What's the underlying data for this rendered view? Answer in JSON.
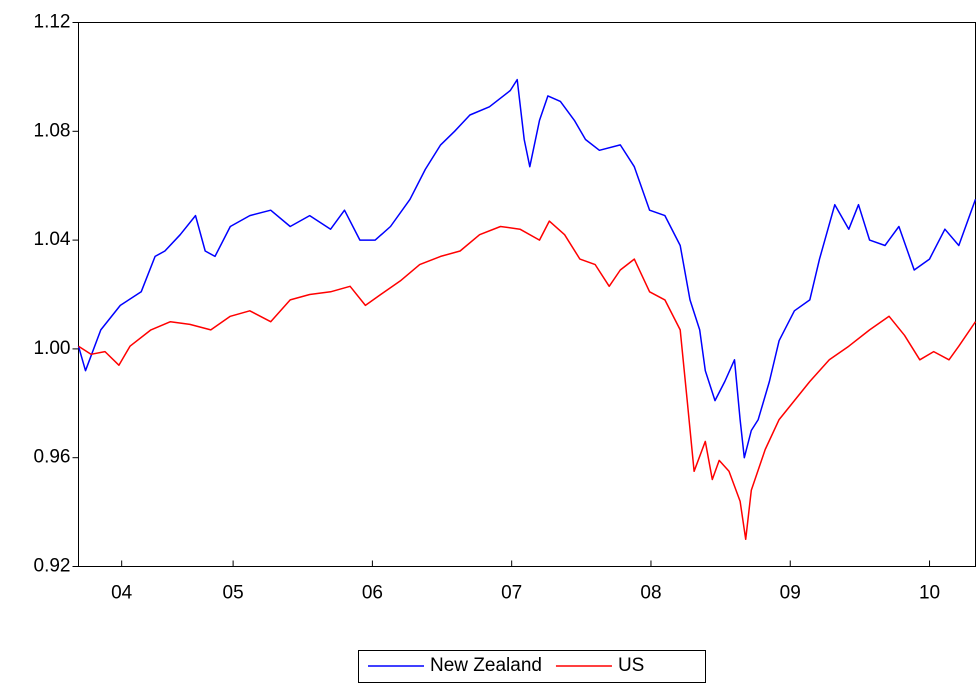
{
  "chart_data": {
    "type": "line",
    "xlim": [
      2004.39,
      2010.83
    ],
    "xticks": [
      {
        "value": 2004.7,
        "label": "04"
      },
      {
        "value": 2005.5,
        "label": "05"
      },
      {
        "value": 2006.5,
        "label": "06"
      },
      {
        "value": 2007.5,
        "label": "07"
      },
      {
        "value": 2008.5,
        "label": "08"
      },
      {
        "value": 2009.5,
        "label": "09"
      },
      {
        "value": 2010.5,
        "label": "10"
      }
    ],
    "ylim": [
      0.92,
      1.12
    ],
    "yticks": [
      0.92,
      0.96,
      {
        "value": 1,
        "label": "1.00"
      },
      1.04,
      1.08,
      1.12
    ],
    "legend": "bottom",
    "series": [
      {
        "name": "New Zealand",
        "color": "#0000ff",
        "x": [
          2004.39,
          2004.44,
          2004.55,
          2004.69,
          2004.84,
          2004.94,
          2005.01,
          2005.12,
          2005.23,
          2005.3,
          2005.37,
          2005.48,
          2005.62,
          2005.77,
          2005.91,
          2006.05,
          2006.2,
          2006.3,
          2006.41,
          2006.52,
          2006.63,
          2006.77,
          2006.88,
          2006.99,
          2007.09,
          2007.2,
          2007.34,
          2007.49,
          2007.54,
          2007.59,
          2007.63,
          2007.7,
          2007.76,
          2007.85,
          2007.95,
          2008.03,
          2008.13,
          2008.28,
          2008.38,
          2008.49,
          2008.6,
          2008.71,
          2008.78,
          2008.85,
          2008.89,
          2008.96,
          2009.03,
          2009.1,
          2009.14,
          2009.17,
          2009.22,
          2009.27,
          2009.35,
          2009.42,
          2009.53,
          2009.64,
          2009.71,
          2009.82,
          2009.92,
          2009.99,
          2010.07,
          2010.18,
          2010.28,
          2010.39,
          2010.5,
          2010.61,
          2010.71,
          2010.83
        ],
        "values": [
          1.001,
          0.992,
          1.007,
          1.016,
          1.021,
          1.034,
          1.036,
          1.042,
          1.049,
          1.036,
          1.034,
          1.045,
          1.049,
          1.051,
          1.045,
          1.049,
          1.044,
          1.051,
          1.04,
          1.04,
          1.045,
          1.055,
          1.066,
          1.075,
          1.08,
          1.086,
          1.089,
          1.095,
          1.099,
          1.077,
          1.067,
          1.084,
          1.093,
          1.091,
          1.084,
          1.077,
          1.073,
          1.075,
          1.067,
          1.051,
          1.049,
          1.038,
          1.018,
          1.007,
          0.992,
          0.981,
          0.988,
          0.996,
          0.974,
          0.96,
          0.97,
          0.974,
          0.988,
          1.003,
          1.014,
          1.018,
          1.033,
          1.053,
          1.044,
          1.053,
          1.04,
          1.038,
          1.045,
          1.029,
          1.033,
          1.044,
          1.038,
          1.055
        ]
      },
      {
        "name": "US",
        "color": "#ff0000",
        "x": [
          2004.39,
          2004.48,
          2004.58,
          2004.68,
          2004.76,
          2004.91,
          2005.05,
          2005.19,
          2005.34,
          2005.48,
          2005.62,
          2005.77,
          2005.91,
          2006.05,
          2006.2,
          2006.34,
          2006.45,
          2006.56,
          2006.7,
          2006.84,
          2006.99,
          2007.13,
          2007.27,
          2007.42,
          2007.56,
          2007.7,
          2007.77,
          2007.88,
          2007.99,
          2008.1,
          2008.2,
          2008.28,
          2008.38,
          2008.49,
          2008.6,
          2008.71,
          2008.76,
          2008.81,
          2008.89,
          2008.94,
          2008.99,
          2009.06,
          2009.14,
          2009.18,
          2009.22,
          2009.32,
          2009.42,
          2009.53,
          2009.64,
          2009.78,
          2009.92,
          2010.07,
          2010.21,
          2010.32,
          2010.43,
          2010.53,
          2010.64,
          2010.71,
          2010.83
        ],
        "values": [
          1.001,
          0.998,
          0.999,
          0.994,
          1.001,
          1.007,
          1.01,
          1.009,
          1.007,
          1.012,
          1.014,
          1.01,
          1.018,
          1.02,
          1.021,
          1.023,
          1.016,
          1.02,
          1.025,
          1.031,
          1.034,
          1.036,
          1.042,
          1.045,
          1.044,
          1.04,
          1.047,
          1.042,
          1.033,
          1.031,
          1.023,
          1.029,
          1.033,
          1.021,
          1.018,
          1.007,
          0.981,
          0.955,
          0.966,
          0.952,
          0.959,
          0.955,
          0.944,
          0.93,
          0.948,
          0.963,
          0.974,
          0.981,
          0.988,
          0.996,
          1.001,
          1.007,
          1.012,
          1.005,
          0.996,
          0.999,
          0.996,
          1.001,
          1.01
        ]
      }
    ]
  }
}
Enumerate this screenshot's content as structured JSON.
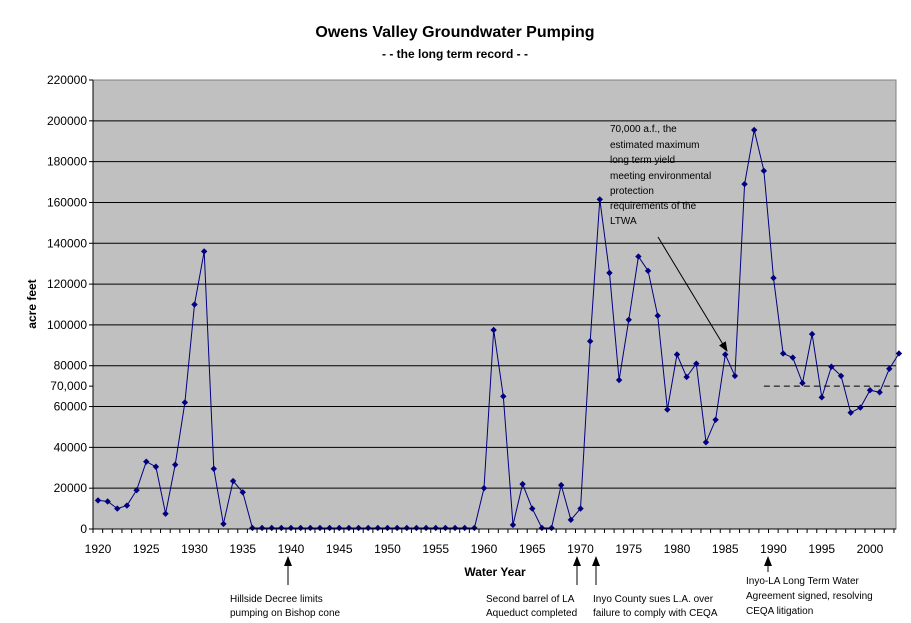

.....

_TASK DIRECTIONS_
Go through the material above and copy each line that has the word "this".

_RESPONSE_
What's the underlying data for this rendered view? Answer in JSON.
Enumerate this screenshot's content as structured JSON.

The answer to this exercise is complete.